→ **Exercise description**: Among the entries, which lines carry the string "transmisión"? Copy each of them.
** Start Task data **
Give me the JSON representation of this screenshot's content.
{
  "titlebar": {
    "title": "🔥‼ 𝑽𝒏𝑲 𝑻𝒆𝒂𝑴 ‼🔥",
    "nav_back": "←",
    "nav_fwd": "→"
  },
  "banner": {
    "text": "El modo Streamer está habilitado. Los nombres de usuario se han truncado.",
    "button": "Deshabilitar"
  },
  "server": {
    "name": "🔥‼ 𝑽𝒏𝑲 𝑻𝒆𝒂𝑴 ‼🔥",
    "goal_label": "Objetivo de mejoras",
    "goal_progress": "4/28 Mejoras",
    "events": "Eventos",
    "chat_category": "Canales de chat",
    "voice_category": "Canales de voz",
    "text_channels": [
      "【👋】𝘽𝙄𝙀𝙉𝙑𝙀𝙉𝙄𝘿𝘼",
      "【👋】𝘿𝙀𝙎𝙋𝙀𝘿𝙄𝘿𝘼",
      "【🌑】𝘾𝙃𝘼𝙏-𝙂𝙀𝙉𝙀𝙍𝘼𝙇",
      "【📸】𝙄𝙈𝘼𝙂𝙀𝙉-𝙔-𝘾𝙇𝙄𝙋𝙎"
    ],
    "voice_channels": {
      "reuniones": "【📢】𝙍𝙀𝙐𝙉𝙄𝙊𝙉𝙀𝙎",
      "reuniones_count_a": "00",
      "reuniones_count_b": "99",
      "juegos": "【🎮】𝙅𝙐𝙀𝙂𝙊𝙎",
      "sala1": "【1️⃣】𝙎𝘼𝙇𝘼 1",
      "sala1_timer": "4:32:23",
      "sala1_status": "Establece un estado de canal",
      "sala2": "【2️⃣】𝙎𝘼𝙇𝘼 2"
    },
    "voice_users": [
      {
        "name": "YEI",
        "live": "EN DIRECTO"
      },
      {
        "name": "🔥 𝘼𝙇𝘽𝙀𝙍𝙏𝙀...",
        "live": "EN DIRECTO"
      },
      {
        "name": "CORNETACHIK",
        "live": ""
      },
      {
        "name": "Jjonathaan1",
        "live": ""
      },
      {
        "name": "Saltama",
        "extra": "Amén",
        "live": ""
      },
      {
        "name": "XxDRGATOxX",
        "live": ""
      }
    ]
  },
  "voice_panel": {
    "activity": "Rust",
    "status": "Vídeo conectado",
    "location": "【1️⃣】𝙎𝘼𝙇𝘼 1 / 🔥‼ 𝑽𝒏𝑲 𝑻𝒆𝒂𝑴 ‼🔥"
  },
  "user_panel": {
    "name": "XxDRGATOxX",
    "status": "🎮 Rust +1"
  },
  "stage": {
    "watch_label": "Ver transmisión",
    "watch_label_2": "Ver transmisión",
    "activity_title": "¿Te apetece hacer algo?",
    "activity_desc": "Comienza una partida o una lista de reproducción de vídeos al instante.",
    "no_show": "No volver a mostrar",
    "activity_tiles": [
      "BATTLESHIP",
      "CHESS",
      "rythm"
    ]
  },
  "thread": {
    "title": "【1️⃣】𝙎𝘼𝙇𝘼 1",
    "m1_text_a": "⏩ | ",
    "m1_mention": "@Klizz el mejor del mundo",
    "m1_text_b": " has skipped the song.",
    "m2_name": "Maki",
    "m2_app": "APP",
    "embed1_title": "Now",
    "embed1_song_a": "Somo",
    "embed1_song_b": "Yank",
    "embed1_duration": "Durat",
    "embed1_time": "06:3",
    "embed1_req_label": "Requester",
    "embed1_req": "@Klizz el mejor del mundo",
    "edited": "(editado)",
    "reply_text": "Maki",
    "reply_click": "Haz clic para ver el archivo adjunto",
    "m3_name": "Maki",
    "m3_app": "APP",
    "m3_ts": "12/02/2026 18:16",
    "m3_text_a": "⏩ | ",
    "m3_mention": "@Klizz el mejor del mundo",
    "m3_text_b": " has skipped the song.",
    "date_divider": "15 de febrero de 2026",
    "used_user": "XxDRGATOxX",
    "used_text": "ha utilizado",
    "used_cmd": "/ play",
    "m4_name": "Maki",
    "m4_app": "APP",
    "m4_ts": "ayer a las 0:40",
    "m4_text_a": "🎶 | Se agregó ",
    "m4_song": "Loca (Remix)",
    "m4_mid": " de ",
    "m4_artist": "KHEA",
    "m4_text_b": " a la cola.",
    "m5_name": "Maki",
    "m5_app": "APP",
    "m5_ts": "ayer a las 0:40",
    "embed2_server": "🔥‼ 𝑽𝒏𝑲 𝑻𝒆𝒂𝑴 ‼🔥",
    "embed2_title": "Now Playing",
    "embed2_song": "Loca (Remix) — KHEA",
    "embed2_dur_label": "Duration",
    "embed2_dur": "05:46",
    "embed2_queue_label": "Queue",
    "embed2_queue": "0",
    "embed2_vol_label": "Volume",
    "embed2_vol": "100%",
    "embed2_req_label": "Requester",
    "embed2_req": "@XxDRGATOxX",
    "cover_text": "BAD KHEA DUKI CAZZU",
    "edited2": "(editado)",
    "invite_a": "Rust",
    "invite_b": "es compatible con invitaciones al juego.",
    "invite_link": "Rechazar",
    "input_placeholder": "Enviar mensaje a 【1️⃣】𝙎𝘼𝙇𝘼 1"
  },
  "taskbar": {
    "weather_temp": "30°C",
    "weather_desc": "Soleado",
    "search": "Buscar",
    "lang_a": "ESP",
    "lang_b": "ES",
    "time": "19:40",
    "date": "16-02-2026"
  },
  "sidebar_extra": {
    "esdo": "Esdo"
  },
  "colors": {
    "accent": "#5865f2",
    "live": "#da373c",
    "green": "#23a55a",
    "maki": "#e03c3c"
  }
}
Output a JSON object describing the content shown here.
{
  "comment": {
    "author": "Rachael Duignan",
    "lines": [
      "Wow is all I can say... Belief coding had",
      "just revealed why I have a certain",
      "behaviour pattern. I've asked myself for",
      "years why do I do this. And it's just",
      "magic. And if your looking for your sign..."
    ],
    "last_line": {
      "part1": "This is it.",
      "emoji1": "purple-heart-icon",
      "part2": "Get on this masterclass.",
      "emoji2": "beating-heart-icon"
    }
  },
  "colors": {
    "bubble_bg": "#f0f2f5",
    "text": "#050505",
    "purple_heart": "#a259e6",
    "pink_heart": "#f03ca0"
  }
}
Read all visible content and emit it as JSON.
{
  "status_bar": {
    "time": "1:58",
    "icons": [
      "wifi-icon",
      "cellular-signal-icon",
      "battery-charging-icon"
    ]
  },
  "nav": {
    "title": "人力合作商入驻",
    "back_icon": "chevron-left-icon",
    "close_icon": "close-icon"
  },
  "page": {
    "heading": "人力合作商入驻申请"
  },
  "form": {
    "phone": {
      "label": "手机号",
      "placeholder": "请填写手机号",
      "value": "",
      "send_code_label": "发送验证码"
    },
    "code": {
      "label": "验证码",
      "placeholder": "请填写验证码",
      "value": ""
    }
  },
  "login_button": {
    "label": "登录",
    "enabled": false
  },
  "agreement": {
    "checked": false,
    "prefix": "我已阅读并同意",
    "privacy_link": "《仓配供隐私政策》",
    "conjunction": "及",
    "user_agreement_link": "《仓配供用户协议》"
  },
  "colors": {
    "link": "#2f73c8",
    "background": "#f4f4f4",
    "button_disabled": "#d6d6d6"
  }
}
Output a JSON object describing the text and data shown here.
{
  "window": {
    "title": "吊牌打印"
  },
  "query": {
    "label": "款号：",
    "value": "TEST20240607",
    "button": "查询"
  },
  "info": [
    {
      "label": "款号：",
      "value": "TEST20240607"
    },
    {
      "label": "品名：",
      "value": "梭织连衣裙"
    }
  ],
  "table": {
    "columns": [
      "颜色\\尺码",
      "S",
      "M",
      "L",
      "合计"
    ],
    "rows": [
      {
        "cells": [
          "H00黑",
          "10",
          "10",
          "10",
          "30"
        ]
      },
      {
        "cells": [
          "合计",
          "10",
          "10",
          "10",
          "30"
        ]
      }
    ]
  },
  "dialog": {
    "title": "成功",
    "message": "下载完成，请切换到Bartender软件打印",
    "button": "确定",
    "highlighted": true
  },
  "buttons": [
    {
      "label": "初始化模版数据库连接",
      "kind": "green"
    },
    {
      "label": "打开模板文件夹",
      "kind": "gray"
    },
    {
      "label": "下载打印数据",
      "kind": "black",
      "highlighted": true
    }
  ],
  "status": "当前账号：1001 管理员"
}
** End Task data **
→ **Complete answer**:
    "watch_label": "Ver transmisión",
    "watch_label_2": "Ver transmisión",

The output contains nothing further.